== What the task asks ==
Work through the material below and count the lines holding the word "最晚发货时间"; give that count and nothing more.

Stored data:

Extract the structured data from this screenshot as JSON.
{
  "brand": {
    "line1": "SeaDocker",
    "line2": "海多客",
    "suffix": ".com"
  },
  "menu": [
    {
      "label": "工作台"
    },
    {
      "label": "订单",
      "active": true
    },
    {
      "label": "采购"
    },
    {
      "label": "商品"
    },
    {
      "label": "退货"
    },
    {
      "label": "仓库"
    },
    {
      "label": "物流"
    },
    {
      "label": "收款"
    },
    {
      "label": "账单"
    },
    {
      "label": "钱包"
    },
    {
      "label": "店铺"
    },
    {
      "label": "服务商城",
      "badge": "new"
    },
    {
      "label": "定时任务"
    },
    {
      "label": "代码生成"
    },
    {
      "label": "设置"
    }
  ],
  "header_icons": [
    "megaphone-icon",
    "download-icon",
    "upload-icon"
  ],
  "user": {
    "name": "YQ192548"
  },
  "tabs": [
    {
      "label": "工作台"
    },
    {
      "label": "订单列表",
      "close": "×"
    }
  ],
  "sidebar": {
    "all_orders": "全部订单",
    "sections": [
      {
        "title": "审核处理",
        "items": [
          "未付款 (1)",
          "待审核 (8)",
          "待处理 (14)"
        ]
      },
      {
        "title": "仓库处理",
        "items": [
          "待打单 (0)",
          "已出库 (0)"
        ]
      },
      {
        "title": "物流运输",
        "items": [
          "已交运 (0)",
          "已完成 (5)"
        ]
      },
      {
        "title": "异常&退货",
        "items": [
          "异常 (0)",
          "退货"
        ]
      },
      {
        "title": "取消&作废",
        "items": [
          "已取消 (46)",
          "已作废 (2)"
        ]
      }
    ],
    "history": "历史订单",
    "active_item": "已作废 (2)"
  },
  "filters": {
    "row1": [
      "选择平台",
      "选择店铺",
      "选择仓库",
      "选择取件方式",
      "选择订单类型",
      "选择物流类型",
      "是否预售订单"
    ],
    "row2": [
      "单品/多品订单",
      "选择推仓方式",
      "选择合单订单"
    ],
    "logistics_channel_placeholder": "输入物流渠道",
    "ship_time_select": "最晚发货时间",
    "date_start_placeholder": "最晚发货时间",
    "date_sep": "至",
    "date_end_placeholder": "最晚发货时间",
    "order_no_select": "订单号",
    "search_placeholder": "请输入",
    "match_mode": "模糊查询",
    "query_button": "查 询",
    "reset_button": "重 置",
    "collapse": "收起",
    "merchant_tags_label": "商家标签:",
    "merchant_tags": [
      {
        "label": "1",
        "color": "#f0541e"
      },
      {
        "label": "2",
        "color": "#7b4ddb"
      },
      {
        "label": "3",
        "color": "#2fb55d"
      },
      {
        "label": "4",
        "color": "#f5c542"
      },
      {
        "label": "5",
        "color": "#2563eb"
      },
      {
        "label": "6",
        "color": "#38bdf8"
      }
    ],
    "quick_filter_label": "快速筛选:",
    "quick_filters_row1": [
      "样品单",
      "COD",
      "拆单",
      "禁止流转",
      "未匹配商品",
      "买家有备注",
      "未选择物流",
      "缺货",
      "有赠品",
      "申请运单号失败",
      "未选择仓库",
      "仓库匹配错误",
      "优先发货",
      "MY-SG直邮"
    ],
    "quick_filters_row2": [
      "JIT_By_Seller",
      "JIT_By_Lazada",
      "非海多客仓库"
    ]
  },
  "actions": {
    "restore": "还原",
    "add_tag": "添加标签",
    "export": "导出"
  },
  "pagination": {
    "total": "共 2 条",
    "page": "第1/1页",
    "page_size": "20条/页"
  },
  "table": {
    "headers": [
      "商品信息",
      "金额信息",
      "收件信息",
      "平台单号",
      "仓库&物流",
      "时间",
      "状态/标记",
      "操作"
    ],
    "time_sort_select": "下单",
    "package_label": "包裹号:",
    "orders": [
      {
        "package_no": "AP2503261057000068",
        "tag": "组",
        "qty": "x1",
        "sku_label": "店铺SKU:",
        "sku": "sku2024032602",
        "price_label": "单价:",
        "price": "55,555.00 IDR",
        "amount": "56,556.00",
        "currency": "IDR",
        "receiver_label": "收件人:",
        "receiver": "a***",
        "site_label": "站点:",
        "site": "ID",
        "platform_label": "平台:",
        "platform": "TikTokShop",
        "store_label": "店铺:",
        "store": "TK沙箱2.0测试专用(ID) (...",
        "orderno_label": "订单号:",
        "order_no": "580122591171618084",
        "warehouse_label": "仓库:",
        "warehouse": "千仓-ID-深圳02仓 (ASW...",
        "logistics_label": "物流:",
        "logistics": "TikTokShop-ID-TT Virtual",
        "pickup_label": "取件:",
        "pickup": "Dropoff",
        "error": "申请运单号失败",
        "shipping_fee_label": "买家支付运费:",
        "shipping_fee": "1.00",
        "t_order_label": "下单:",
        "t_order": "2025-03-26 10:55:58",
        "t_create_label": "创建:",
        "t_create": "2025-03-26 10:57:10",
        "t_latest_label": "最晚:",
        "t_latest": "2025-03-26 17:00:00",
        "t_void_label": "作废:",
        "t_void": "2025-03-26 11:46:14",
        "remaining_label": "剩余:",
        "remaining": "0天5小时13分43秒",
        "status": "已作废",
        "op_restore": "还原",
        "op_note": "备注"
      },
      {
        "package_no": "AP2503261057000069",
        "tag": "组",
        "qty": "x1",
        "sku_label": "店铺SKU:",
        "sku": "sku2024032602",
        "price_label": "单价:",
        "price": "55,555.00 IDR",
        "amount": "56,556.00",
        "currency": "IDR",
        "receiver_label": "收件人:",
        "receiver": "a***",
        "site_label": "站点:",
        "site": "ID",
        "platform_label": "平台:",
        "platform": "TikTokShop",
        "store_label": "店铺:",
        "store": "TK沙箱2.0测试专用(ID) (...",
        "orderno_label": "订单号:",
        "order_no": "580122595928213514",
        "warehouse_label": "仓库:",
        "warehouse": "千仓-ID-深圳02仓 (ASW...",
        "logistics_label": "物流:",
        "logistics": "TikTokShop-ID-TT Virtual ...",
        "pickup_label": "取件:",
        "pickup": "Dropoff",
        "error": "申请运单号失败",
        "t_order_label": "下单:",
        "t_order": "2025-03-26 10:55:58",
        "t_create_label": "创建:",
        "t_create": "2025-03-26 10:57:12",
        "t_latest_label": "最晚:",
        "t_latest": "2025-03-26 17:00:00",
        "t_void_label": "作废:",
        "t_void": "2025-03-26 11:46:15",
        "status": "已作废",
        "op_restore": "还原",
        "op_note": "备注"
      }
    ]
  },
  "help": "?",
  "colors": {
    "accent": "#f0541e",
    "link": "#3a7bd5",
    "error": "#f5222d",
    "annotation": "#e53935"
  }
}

== Solution ==
3